BEGIN Records for this exercise

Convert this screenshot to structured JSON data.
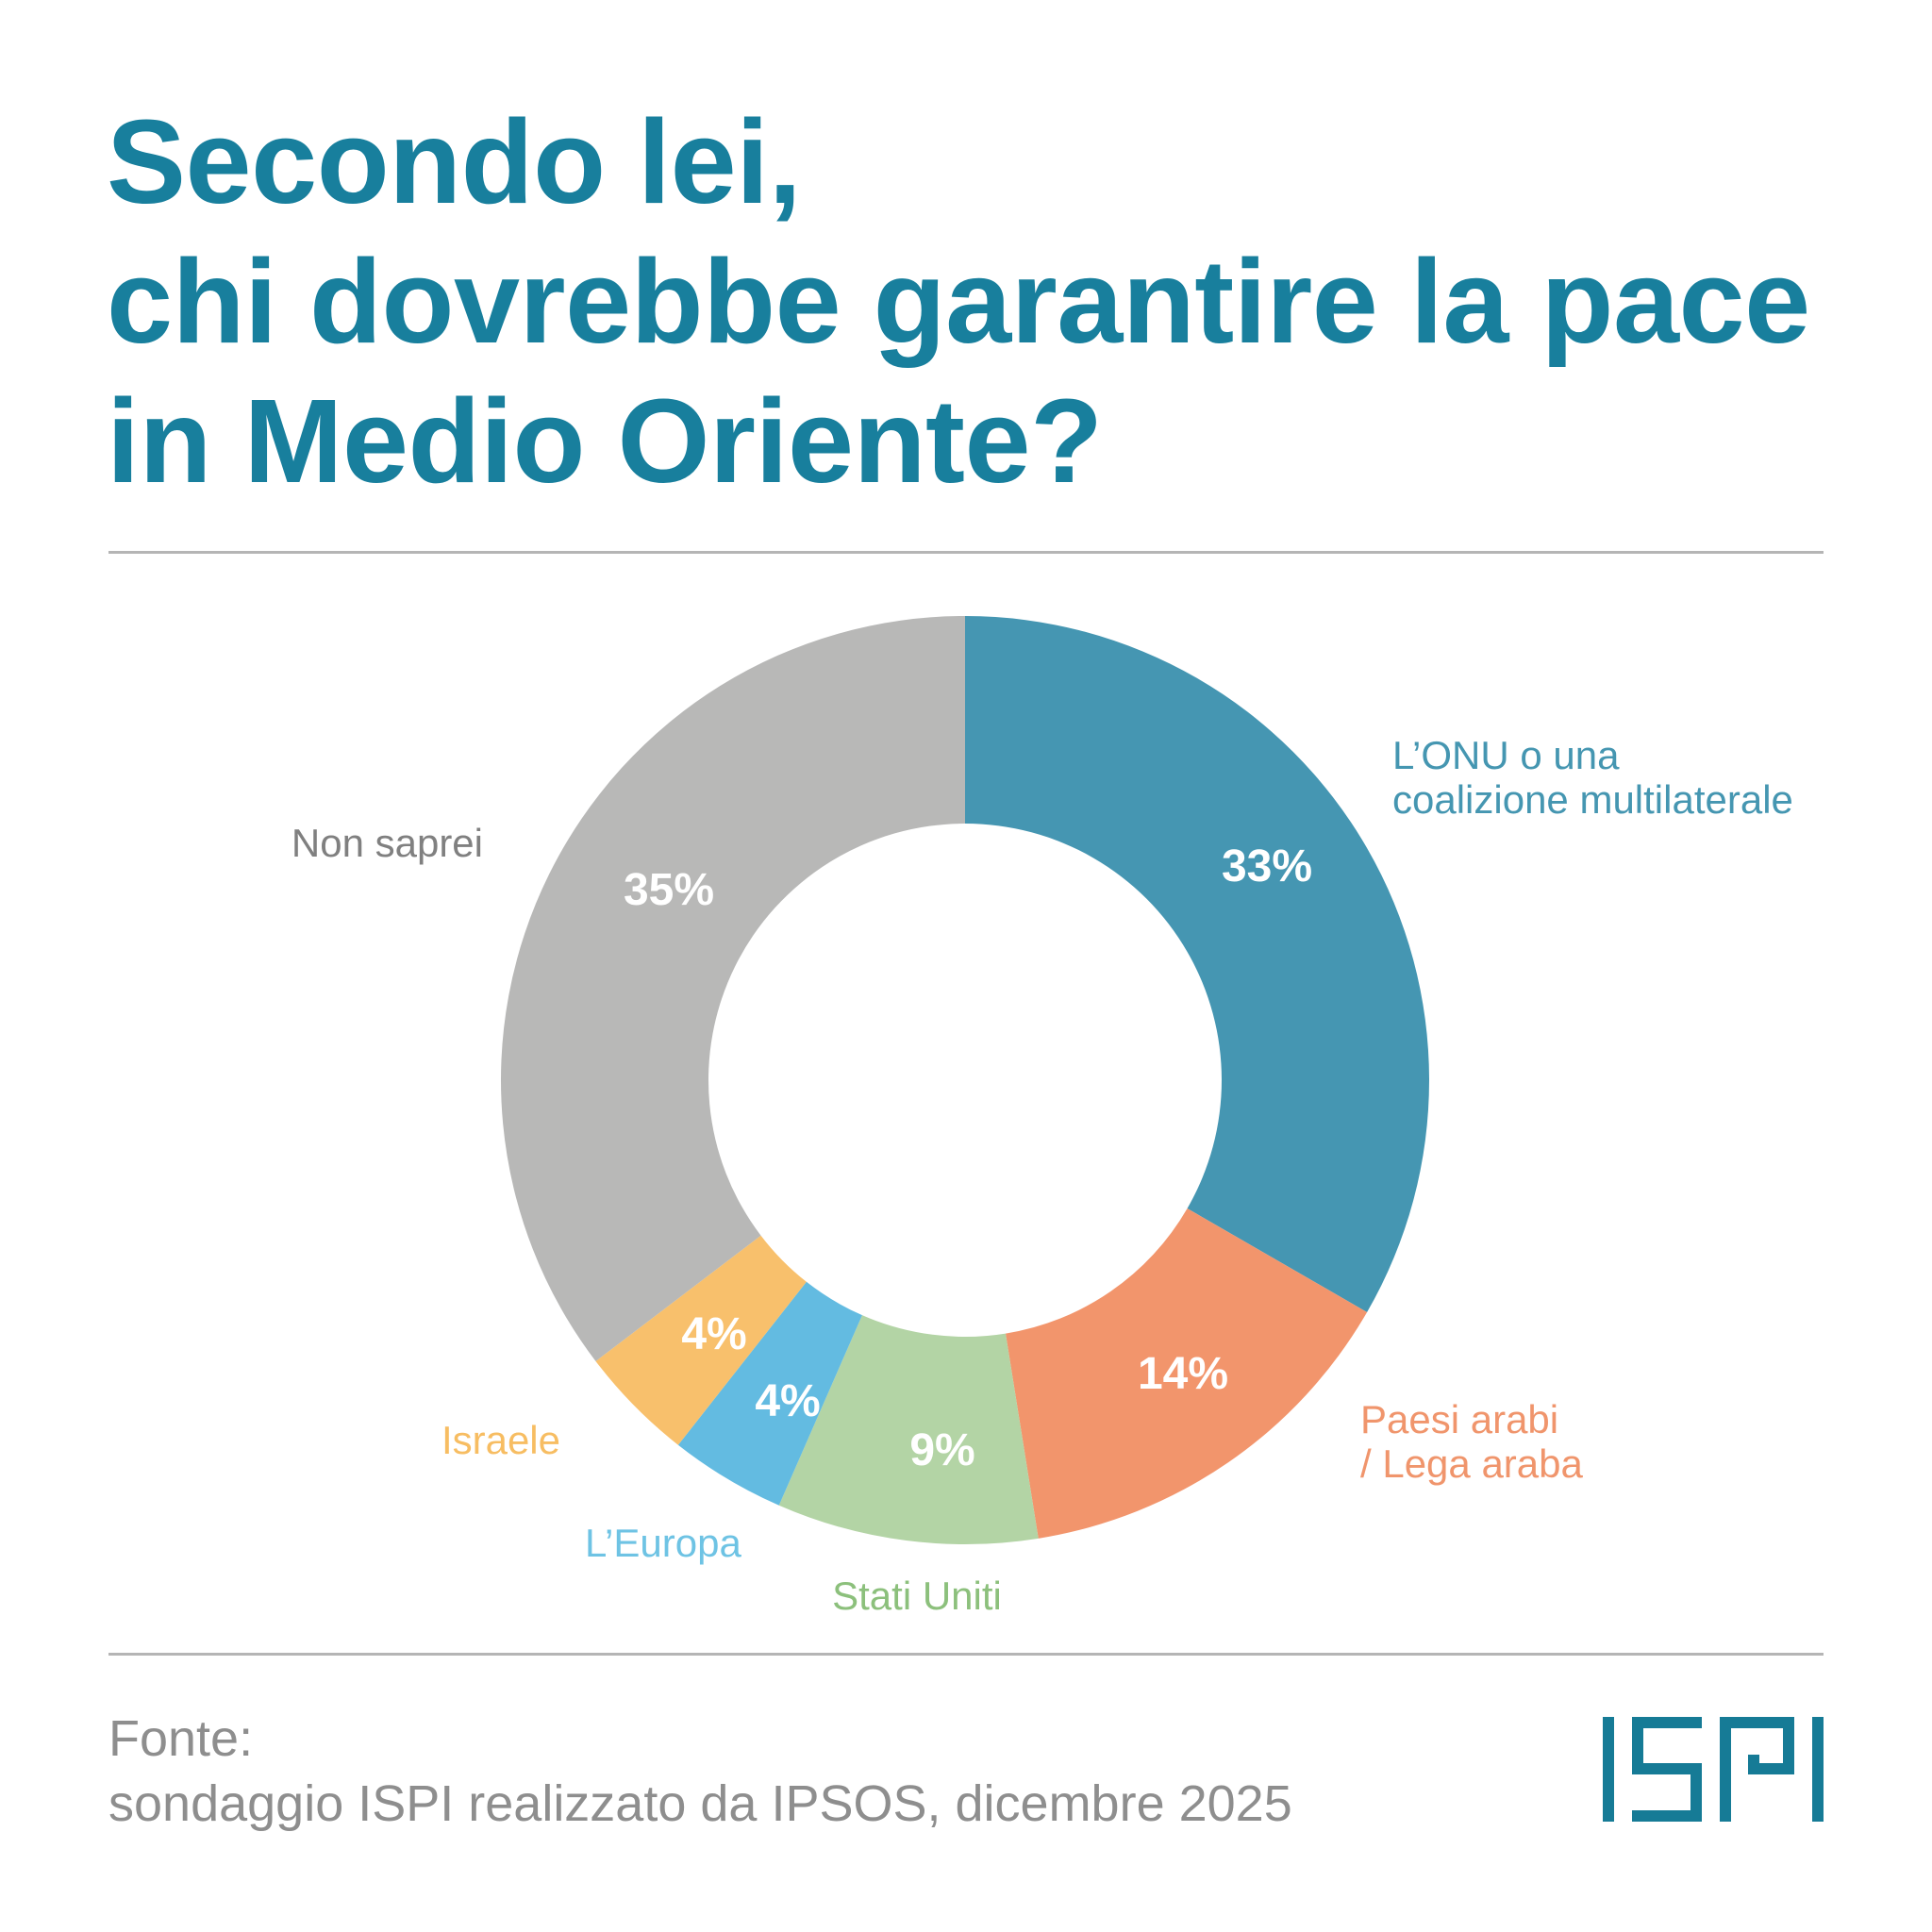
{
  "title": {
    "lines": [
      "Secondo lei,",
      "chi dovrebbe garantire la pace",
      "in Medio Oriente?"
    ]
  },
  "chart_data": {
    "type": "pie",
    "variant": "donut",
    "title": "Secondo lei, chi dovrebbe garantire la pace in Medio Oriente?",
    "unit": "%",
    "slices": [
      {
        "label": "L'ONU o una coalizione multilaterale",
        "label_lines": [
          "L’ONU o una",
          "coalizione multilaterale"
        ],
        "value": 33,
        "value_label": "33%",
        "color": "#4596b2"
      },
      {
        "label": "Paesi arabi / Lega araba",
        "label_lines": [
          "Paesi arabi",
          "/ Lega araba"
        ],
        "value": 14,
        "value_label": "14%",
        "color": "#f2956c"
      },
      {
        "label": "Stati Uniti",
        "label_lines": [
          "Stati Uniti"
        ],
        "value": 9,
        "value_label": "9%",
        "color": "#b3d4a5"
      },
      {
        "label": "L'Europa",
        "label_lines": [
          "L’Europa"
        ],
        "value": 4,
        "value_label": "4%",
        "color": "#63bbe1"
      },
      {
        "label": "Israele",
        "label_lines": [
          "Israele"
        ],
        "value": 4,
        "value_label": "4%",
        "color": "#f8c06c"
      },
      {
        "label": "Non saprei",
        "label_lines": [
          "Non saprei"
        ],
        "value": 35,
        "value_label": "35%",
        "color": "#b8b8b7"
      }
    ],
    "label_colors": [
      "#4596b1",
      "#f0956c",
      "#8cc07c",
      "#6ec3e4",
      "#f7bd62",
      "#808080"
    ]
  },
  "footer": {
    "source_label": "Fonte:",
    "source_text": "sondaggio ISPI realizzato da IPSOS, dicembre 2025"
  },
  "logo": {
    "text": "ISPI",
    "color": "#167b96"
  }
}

END Records for this exercise

Task goal: From the material above, reproduce everything verbatim except the pictures.

Answer:
Convert this screenshot to structured JSON data.
{
  "title": {
    "lines": [
      "Secondo lei,",
      "chi dovrebbe garantire la pace",
      "in Medio Oriente?"
    ]
  },
  "chart_data": {
    "type": "pie",
    "variant": "donut",
    "title": "Secondo lei, chi dovrebbe garantire la pace in Medio Oriente?",
    "unit": "%",
    "slices": [
      {
        "label": "L'ONU o una coalizione multilaterale",
        "label_lines": [
          "L’ONU o una",
          "coalizione multilaterale"
        ],
        "value": 33,
        "value_label": "33%",
        "color": "#4596b2"
      },
      {
        "label": "Paesi arabi / Lega araba",
        "label_lines": [
          "Paesi arabi",
          "/ Lega araba"
        ],
        "value": 14,
        "value_label": "14%",
        "color": "#f2956c"
      },
      {
        "label": "Stati Uniti",
        "label_lines": [
          "Stati Uniti"
        ],
        "value": 9,
        "value_label": "9%",
        "color": "#b3d4a5"
      },
      {
        "label": "L'Europa",
        "label_lines": [
          "L’Europa"
        ],
        "value": 4,
        "value_label": "4%",
        "color": "#63bbe1"
      },
      {
        "label": "Israele",
        "label_lines": [
          "Israele"
        ],
        "value": 4,
        "value_label": "4%",
        "color": "#f8c06c"
      },
      {
        "label": "Non saprei",
        "label_lines": [
          "Non saprei"
        ],
        "value": 35,
        "value_label": "35%",
        "color": "#b8b8b7"
      }
    ],
    "label_colors": [
      "#4596b1",
      "#f0956c",
      "#8cc07c",
      "#6ec3e4",
      "#f7bd62",
      "#808080"
    ]
  },
  "footer": {
    "source_label": "Fonte:",
    "source_text": "sondaggio ISPI realizzato da IPSOS, dicembre 2025"
  },
  "logo": {
    "text": "ISPI",
    "color": "#167b96"
  }
}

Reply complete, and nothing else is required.